◆ WRITTEN PROBLEM 1
Answer these from the Vision Pro article:
(a) Which template is used to create the Unity project?
(b) Which option is selected for the Target SDK?
(c) Which version of the Agora Video SDK was available at the time of writing?
◆ WRITTEN PROBLEM 2
Transcribe a passage from the Vision Pro article, beginning at the words "Create a Unity" and stopping after "downloaded Unity package.".

◆ TEXT SEGMENT
--- Begin ---

The new Apple Vision Pro headset redefines personal computing and entertainment. With the capability to develop immersive applications using the Apple native SwiftUI framework or the Unity engine, the possibilities are endless.
The inclusion of FaceTime’s SharePlay feature allows seamless video chat among Apple devices within the same application. But what about users on other platforms? This is where the Agora RTC SDK comes into play, providing a solution for enabling cross-platform video chat in the Vision Pro headset. In this article, we delve into the process of implementing cross-platform video chat in a Unity application for the Vision Pro headset.
Create a Unity project with the 3D URP template.
Switch to the visionOS build setting after the project is ready. Since we will test on the simulator before deploying to the actual Vision Pro device, select Simulator SDK for the Target SDK.
Open Package Manager, and add the following packages by name:
Download the Agora Video SDK. At the time of writing, we have access only to the preview version. When the official version is released, we will update this article with the proper download location.
In Unity Editor, import the package by going to Assets > Import Package > Custom Package, and select the downloaded Unity package.

--- End ---

◆ PROVIDED DATA
--- Begin ---

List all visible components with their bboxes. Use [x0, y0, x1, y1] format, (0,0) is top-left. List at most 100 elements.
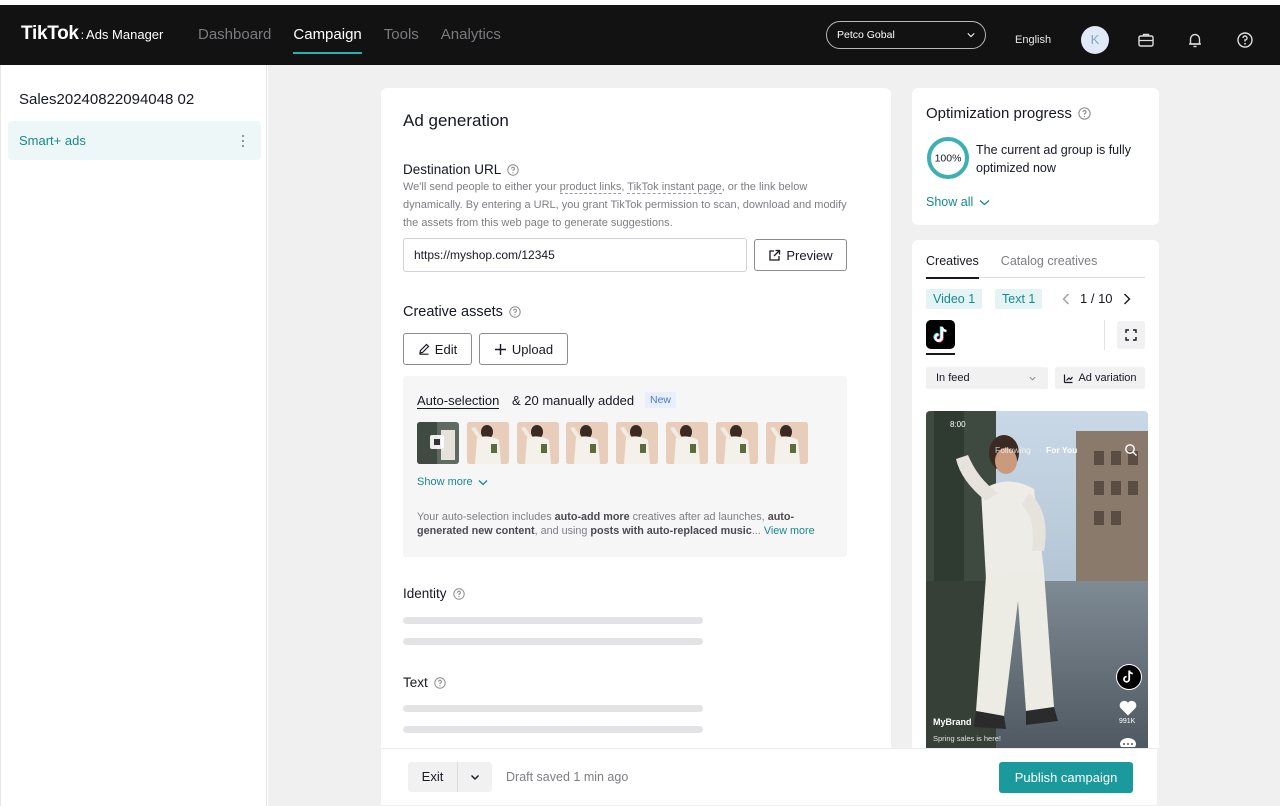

--- End ---

◆ TASK ANSWER 1
(a) The 3D URP template.
(b) Simulator SDK.
(c) Only the preview version.

◆ TASK ANSWER 2
Create a Unity project with the 3D URP template.
Switch to the visionOS build setting after the project is ready. Since we will test on the simulator before deploying to the actual Vision Pro device, select Simulator SDK for the Target SDK.
Open Package Manager, and add the following packages by name:
Download the Agora Video SDK. At the time of writing, we have access only to the preview version. When the official version is released, we will update this article with the proper download location.
In Unity Editor, import the package by going to Assets > Import Package > Custom Package, and select the downloaded Unity package.